Source material -
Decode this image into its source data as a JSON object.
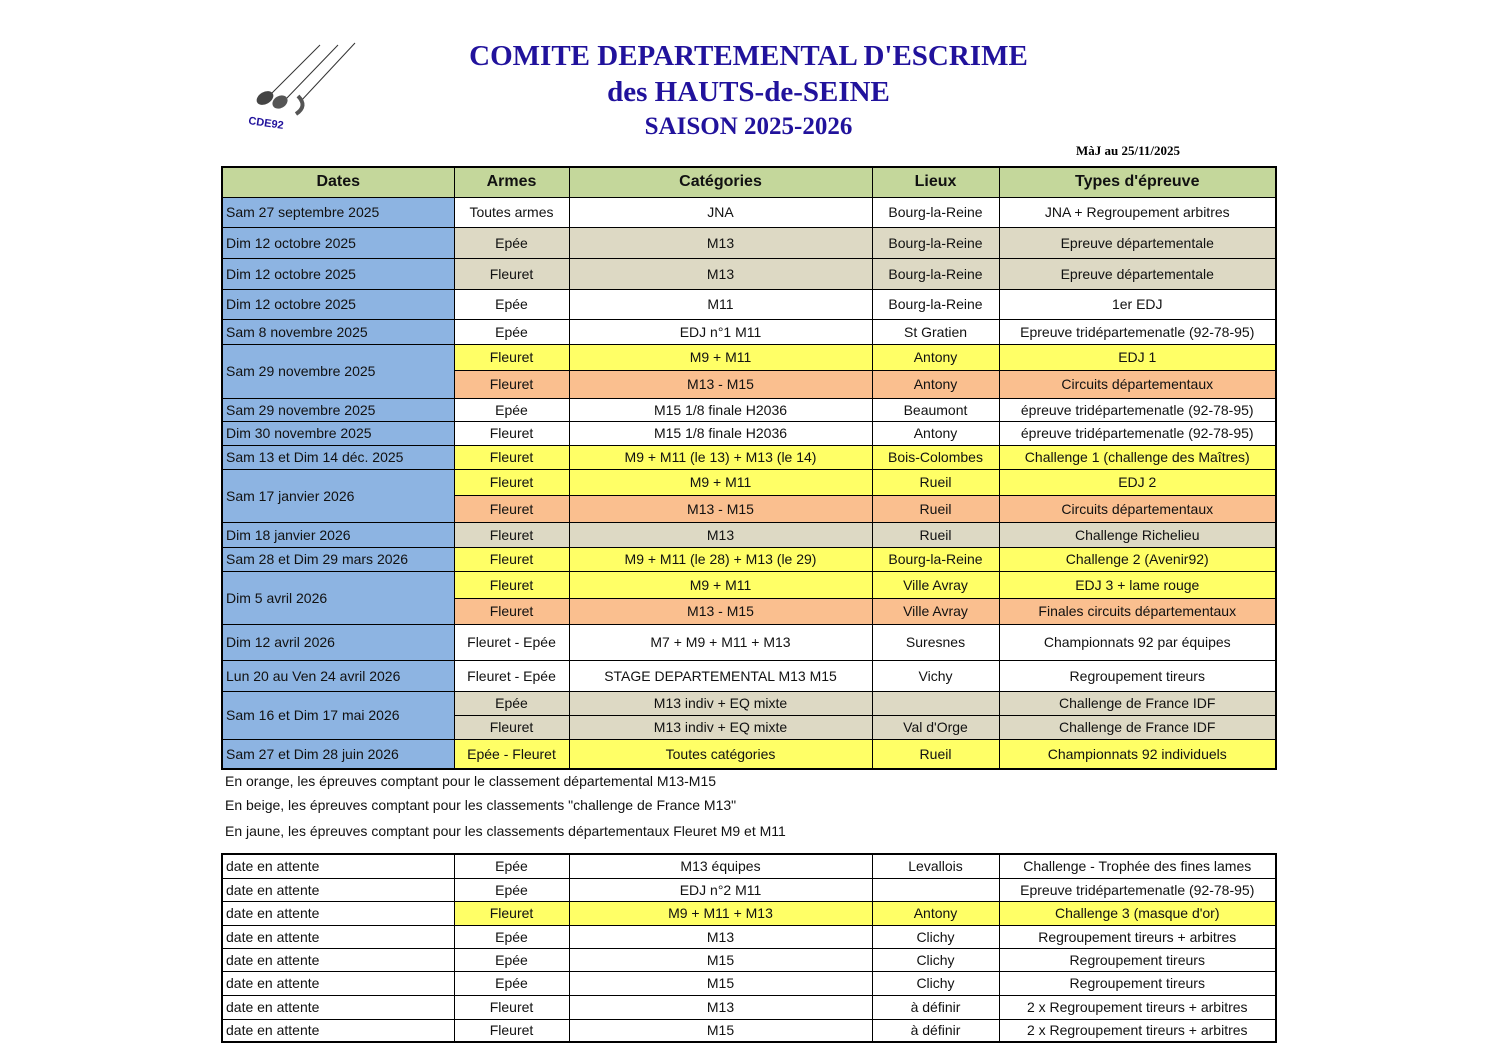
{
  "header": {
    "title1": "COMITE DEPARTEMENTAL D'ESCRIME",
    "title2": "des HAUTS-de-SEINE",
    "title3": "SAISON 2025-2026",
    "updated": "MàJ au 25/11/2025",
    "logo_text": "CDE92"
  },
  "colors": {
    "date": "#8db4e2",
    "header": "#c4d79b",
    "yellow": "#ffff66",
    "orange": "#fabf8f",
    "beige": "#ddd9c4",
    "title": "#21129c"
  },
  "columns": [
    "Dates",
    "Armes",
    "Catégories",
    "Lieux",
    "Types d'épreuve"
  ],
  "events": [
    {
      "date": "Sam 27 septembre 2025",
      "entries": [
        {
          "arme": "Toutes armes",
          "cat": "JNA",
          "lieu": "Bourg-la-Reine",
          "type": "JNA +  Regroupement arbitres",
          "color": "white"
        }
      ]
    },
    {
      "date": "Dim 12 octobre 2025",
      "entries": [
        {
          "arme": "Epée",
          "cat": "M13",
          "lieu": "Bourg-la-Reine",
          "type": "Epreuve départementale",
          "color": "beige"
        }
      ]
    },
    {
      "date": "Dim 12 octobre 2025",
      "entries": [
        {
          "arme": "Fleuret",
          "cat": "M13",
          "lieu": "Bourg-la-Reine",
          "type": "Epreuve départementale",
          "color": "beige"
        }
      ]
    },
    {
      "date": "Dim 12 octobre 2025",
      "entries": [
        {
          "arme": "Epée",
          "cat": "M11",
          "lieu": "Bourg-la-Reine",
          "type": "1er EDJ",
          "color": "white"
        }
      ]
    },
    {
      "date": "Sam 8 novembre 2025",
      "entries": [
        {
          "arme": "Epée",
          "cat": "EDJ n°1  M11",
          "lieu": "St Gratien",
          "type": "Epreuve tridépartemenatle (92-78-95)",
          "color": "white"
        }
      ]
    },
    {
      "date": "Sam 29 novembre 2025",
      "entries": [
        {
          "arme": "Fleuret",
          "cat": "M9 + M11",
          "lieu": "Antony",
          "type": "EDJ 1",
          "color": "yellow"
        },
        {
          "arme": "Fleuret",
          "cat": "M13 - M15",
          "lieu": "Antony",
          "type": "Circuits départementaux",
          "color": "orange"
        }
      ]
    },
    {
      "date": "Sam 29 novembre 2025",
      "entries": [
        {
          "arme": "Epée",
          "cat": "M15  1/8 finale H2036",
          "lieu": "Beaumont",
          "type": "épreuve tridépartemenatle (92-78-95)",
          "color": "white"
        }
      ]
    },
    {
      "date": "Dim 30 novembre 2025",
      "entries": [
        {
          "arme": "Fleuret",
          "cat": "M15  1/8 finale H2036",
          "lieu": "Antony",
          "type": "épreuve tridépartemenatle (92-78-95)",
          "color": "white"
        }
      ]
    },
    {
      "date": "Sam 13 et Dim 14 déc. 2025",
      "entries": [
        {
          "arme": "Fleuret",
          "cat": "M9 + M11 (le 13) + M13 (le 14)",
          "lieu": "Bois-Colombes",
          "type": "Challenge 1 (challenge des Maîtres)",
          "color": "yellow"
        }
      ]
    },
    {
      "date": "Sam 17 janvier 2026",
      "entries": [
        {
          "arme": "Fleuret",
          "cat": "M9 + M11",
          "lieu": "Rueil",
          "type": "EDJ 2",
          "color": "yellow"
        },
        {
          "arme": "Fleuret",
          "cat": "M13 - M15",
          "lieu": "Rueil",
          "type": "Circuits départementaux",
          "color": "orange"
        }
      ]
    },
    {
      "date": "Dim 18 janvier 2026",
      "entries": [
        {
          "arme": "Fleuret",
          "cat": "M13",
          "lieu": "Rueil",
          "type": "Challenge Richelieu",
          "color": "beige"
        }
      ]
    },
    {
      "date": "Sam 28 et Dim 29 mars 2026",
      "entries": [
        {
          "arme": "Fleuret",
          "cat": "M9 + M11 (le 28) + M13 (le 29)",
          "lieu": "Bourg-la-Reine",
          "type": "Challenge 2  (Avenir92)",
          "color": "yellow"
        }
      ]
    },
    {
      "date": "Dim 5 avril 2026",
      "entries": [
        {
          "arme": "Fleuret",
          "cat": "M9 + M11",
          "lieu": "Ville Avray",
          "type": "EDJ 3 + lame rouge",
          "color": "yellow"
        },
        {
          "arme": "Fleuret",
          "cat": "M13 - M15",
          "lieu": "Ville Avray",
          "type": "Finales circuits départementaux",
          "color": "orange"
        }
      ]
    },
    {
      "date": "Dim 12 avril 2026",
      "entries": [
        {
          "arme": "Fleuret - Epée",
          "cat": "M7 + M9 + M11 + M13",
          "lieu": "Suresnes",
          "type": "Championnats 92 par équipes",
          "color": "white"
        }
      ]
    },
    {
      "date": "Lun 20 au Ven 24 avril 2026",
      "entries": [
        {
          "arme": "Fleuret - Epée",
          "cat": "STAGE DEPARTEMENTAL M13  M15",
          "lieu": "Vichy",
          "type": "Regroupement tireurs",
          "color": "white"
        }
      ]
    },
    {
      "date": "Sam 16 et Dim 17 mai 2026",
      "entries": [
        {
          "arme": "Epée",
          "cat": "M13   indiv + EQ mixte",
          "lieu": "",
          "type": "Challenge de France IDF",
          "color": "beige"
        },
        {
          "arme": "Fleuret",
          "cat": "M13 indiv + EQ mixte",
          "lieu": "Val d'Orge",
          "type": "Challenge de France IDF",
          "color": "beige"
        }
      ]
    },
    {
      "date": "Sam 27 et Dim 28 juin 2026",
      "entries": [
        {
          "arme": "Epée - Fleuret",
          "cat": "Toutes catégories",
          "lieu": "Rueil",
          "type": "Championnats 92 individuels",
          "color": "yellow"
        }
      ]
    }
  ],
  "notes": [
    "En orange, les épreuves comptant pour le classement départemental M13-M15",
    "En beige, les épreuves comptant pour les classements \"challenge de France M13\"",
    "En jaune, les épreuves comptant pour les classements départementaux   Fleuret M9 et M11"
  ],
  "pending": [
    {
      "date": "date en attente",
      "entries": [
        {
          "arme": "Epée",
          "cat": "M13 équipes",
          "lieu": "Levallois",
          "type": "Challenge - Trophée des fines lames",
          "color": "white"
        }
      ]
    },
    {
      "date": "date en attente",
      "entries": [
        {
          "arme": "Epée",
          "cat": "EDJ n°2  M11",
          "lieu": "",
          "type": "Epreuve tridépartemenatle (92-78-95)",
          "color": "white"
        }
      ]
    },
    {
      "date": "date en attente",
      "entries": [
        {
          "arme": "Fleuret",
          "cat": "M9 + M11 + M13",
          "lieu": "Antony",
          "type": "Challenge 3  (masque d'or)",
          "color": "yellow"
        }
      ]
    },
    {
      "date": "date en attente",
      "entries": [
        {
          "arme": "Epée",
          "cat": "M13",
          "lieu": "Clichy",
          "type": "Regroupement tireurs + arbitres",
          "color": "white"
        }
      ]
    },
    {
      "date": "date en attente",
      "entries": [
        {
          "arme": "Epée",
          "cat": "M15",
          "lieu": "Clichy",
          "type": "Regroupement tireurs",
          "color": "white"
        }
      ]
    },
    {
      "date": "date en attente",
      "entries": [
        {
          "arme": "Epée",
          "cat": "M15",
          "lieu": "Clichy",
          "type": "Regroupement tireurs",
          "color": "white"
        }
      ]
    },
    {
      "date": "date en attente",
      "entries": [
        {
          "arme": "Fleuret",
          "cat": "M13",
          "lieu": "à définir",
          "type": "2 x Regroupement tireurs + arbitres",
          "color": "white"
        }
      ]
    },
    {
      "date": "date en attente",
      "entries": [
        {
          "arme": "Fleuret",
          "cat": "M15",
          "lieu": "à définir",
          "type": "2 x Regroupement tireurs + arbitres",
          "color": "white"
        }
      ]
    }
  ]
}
---
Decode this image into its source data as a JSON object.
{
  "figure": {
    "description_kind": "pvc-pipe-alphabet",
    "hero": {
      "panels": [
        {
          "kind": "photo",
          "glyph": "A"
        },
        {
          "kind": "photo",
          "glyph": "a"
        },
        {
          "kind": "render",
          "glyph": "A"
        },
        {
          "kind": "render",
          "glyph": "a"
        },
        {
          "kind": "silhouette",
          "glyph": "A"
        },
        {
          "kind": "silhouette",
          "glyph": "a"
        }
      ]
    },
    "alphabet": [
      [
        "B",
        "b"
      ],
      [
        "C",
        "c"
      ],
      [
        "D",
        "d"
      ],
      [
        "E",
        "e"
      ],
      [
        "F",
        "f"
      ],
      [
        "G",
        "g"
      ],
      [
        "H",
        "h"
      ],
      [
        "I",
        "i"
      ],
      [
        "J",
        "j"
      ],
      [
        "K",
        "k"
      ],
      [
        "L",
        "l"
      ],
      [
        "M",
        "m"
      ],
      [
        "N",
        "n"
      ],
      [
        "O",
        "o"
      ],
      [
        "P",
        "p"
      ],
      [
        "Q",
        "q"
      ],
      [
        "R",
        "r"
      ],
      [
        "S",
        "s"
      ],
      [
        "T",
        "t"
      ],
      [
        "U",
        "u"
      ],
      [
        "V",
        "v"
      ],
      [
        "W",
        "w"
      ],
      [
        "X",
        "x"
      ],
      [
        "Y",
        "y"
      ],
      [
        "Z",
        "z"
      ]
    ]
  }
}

What the exercise asks -
Read the entries and select each line where the word "DEPARTEMENTAL" is found.

Response to the task -
    "title1": "COMITE DEPARTEMENTAL D'ESCRIME",
          "cat": "STAGE DEPARTEMENTAL M13  M15",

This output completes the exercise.